→ **AIM**: Write out the listing exactly as it is given.

→ **GIVEN RECORDS**:
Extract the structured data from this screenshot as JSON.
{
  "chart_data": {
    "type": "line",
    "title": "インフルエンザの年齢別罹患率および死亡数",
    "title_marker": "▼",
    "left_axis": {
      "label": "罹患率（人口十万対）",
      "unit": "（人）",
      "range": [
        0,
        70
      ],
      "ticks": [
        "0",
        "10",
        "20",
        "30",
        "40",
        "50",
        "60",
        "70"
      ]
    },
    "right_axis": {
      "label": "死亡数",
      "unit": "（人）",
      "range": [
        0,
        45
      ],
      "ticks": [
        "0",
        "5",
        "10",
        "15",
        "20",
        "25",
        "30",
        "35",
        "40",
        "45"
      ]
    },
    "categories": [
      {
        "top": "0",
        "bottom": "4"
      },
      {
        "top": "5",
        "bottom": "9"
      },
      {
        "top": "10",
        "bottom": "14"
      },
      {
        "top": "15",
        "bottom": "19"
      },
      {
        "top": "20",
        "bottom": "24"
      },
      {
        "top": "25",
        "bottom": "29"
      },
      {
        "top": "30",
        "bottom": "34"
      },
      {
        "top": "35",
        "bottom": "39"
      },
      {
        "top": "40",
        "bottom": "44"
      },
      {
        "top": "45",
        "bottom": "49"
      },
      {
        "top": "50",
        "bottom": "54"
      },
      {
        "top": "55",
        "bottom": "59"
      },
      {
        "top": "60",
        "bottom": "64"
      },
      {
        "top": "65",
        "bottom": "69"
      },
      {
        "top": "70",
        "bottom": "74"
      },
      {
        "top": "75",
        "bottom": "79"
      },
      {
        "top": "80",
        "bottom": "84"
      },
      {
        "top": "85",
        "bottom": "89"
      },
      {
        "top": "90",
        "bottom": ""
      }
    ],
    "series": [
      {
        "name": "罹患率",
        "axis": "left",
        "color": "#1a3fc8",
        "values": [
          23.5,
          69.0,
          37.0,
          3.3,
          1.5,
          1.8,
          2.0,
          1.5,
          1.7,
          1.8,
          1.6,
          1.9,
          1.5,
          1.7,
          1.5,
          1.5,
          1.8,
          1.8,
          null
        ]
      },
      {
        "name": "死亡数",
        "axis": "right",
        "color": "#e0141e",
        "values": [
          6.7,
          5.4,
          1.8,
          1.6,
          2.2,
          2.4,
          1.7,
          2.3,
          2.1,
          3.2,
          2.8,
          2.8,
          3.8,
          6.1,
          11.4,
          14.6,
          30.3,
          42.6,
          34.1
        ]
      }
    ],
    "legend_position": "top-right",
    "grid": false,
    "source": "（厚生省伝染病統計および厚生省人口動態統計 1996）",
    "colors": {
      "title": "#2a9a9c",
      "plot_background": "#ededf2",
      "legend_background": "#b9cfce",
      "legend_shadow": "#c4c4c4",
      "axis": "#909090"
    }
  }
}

→ **ANSWER BELOW**:
Extract the structured data from this screenshot as JSON.
{
  "chart_data": {
    "type": "line",
    "title": "インフルエンザの年齢別罹患率および死亡数",
    "title_marker": "▼",
    "left_axis": {
      "label": "罹患率（人口十万対）",
      "unit": "（人）",
      "range": [
        0,
        70
      ],
      "ticks": [
        "0",
        "10",
        "20",
        "30",
        "40",
        "50",
        "60",
        "70"
      ]
    },
    "right_axis": {
      "label": "死亡数",
      "unit": "（人）",
      "range": [
        0,
        45
      ],
      "ticks": [
        "0",
        "5",
        "10",
        "15",
        "20",
        "25",
        "30",
        "35",
        "40",
        "45"
      ]
    },
    "categories": [
      {
        "top": "0",
        "bottom": "4"
      },
      {
        "top": "5",
        "bottom": "9"
      },
      {
        "top": "10",
        "bottom": "14"
      },
      {
        "top": "15",
        "bottom": "19"
      },
      {
        "top": "20",
        "bottom": "24"
      },
      {
        "top": "25",
        "bottom": "29"
      },
      {
        "top": "30",
        "bottom": "34"
      },
      {
        "top": "35",
        "bottom": "39"
      },
      {
        "top": "40",
        "bottom": "44"
      },
      {
        "top": "45",
        "bottom": "49"
      },
      {
        "top": "50",
        "bottom": "54"
      },
      {
        "top": "55",
        "bottom": "59"
      },
      {
        "top": "60",
        "bottom": "64"
      },
      {
        "top": "65",
        "bottom": "69"
      },
      {
        "top": "70",
        "bottom": "74"
      },
      {
        "top": "75",
        "bottom": "79"
      },
      {
        "top": "80",
        "bottom": "84"
      },
      {
        "top": "85",
        "bottom": "89"
      },
      {
        "top": "90",
        "bottom": ""
      }
    ],
    "series": [
      {
        "name": "罹患率",
        "axis": "left",
        "color": "#1a3fc8",
        "values": [
          23.5,
          69.0,
          37.0,
          3.3,
          1.5,
          1.8,
          2.0,
          1.5,
          1.7,
          1.8,
          1.6,
          1.9,
          1.5,
          1.7,
          1.5,
          1.5,
          1.8,
          1.8,
          null
        ]
      },
      {
        "name": "死亡数",
        "axis": "right",
        "color": "#e0141e",
        "values": [
          6.7,
          5.4,
          1.8,
          1.6,
          2.2,
          2.4,
          1.7,
          2.3,
          2.1,
          3.2,
          2.8,
          2.8,
          3.8,
          6.1,
          11.4,
          14.6,
          30.3,
          42.6,
          34.1
        ]
      }
    ],
    "legend_position": "top-right",
    "grid": false,
    "source": "（厚生省伝染病統計および厚生省人口動態統計 1996）",
    "colors": {
      "title": "#2a9a9c",
      "plot_background": "#ededf2",
      "legend_background": "#b9cfce",
      "legend_shadow": "#c4c4c4",
      "axis": "#909090"
    }
  }
}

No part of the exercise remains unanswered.